■ **What needs to be done**:
Write out the listing exactly as it is given.

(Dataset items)

***

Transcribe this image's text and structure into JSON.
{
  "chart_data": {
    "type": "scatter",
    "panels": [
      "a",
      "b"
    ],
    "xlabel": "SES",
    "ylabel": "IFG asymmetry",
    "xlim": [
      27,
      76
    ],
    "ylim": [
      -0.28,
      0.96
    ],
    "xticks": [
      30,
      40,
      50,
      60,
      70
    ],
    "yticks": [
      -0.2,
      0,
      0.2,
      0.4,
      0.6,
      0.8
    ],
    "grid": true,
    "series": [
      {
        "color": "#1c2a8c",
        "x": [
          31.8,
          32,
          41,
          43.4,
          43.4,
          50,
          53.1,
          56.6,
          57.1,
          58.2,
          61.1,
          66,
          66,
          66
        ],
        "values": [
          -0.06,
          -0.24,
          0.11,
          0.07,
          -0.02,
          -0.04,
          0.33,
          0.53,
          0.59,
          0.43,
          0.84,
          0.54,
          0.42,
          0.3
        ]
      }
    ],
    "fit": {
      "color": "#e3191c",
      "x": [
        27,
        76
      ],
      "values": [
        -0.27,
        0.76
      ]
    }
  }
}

***

■ **Response**:
Transcribe this image's text and structure into JSON.
{
  "chart_data": {
    "type": "scatter",
    "panels": [
      "a",
      "b"
    ],
    "xlabel": "SES",
    "ylabel": "IFG asymmetry",
    "xlim": [
      27,
      76
    ],
    "ylim": [
      -0.28,
      0.96
    ],
    "xticks": [
      30,
      40,
      50,
      60,
      70
    ],
    "yticks": [
      -0.2,
      0,
      0.2,
      0.4,
      0.6,
      0.8
    ],
    "grid": true,
    "series": [
      {
        "color": "#1c2a8c",
        "x": [
          31.8,
          32,
          41,
          43.4,
          43.4,
          50,
          53.1,
          56.6,
          57.1,
          58.2,
          61.1,
          66,
          66,
          66
        ],
        "values": [
          -0.06,
          -0.24,
          0.11,
          0.07,
          -0.02,
          -0.04,
          0.33,
          0.53,
          0.59,
          0.43,
          0.84,
          0.54,
          0.42,
          0.3
        ]
      }
    ],
    "fit": {
      "color": "#e3191c",
      "x": [
        27,
        76
      ],
      "values": [
        -0.27,
        0.76
      ]
    }
  }
}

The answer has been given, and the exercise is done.